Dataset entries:

=====

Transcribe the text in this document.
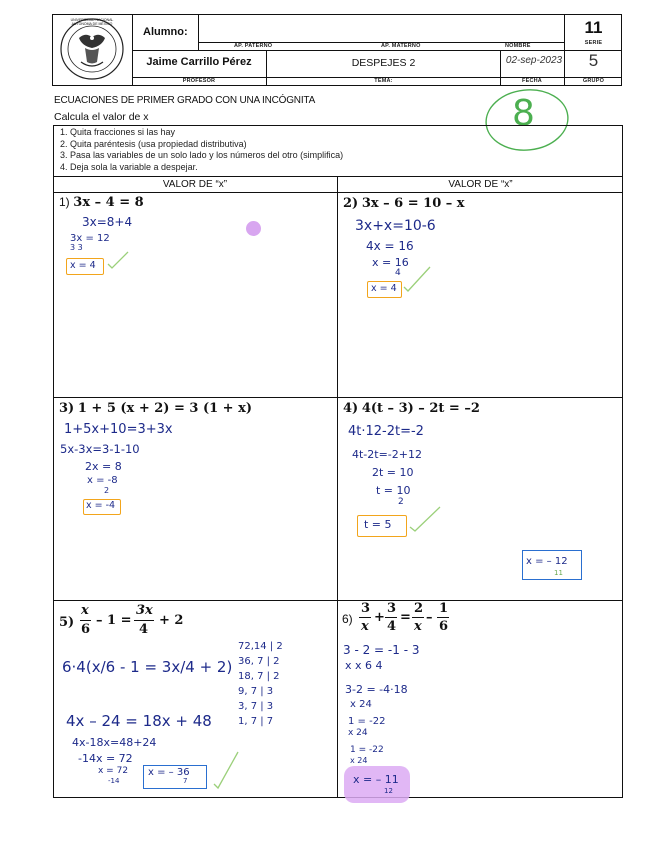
UNIVERSIDAD NACIONAL AUTÓNOMA DE MÉXICO
Alumno:
AP. PATERNO	AP. MATERNO	NOMBRE
11
SERIE
Jaime Carrillo Pérez	DESPEJES 2	02-sep-2023	5
PROFESOR	TEMA:	FECHA	GRUPO
ECUACIONES DE PRIMER GRADO CON UNA INCÓGNITA
Calcula el valor de x	8
1. Quita fracciones si las hay
2. Quita paréntesis (usa propiedad distributiva)
3. Pasa las variables de un solo lado y los números del otro (simplifica)
4. Deja sola la variable a despejar.
VALOR DE “x”	VALOR DE “x”
1) 3x – 4 = 8
3x=8+4
3x = 12
3 3
x = 4
2) 3x – 6 = 10 – x
3x+x=10-6
4x = 16
x = 16
4
x = 4
3) 1 + 5 (x + 2) = 3 (1 + x)
1+5x+10=3+3x
5x-3x=3-1-10
2x = 8
x = -8
2
x = -4
4) 4(t – 3) – 2t = –2
4t·12-2t=-2
4t-2t=-2+12
2t = 10
t = 10
2
t = 5
x = – 12
11
5)
x
6
– 1 =
3x
4
+ 2
6·4(x/6 - 1 = 3x/4 + 2)
4x – 24 = 18x + 48
4x-18x=48+24
-14x = 72
x = 72
-14
x = – 36
7
72,14 | 2
36, 7 | 2
18, 7 | 2
9, 7 | 3
3, 7 | 3
1, 7 | 7
6)
3
x
+
3
4
=
2
x
–
1
6
3 - 2 = -1 - 3
x x 6 4
3-2 = -4·18
x 24
1 = -22
x 24
1 = -22
x 24
x = – 11
12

=====

Task goal:
Go through the data above and transcribe it in full, omitting any image.

Task output:
Transcribe the text in this document.
UNIVERSIDAD NACIONAL AUTÓNOMA DE MÉXICO
Alumno:
AP. PATERNO	AP. MATERNO	NOMBRE
11
SERIE
Jaime Carrillo Pérez	DESPEJES 2	02-sep-2023	5
PROFESOR	TEMA:	FECHA	GRUPO
ECUACIONES DE PRIMER GRADO CON UNA INCÓGNITA
Calcula el valor de x	8
1. Quita fracciones si las hay
2. Quita paréntesis (usa propiedad distributiva)
3. Pasa las variables de un solo lado y los números del otro (simplifica)
4. Deja sola la variable a despejar.
VALOR DE “x”	VALOR DE “x”
1) 3x – 4 = 8
3x=8+4
3x = 12
3 3
x = 4
2) 3x – 6 = 10 – x
3x+x=10-6
4x = 16
x = 16
4
x = 4
3) 1 + 5 (x + 2) = 3 (1 + x)
1+5x+10=3+3x
5x-3x=3-1-10
2x = 8
x = -8
2
x = -4
4) 4(t – 3) – 2t = –2
4t·12-2t=-2
4t-2t=-2+12
2t = 10
t = 10
2
t = 5
x = – 12
11
5)
x
6
– 1 =
3x
4
+ 2
6·4(x/6 - 1 = 3x/4 + 2)
4x – 24 = 18x + 48
4x-18x=48+24
-14x = 72
x = 72
-14
x = – 36
7
72,14 | 2
36, 7 | 2
18, 7 | 2
9, 7 | 3
3, 7 | 3
1, 7 | 7
6)
3
x
+
3
4
=
2
x
–
1
6
3 - 2 = -1 - 3
x x 6 4
3-2 = -4·18
x 24
1 = -22
x 24
1 = -22
x 24
x = – 11
12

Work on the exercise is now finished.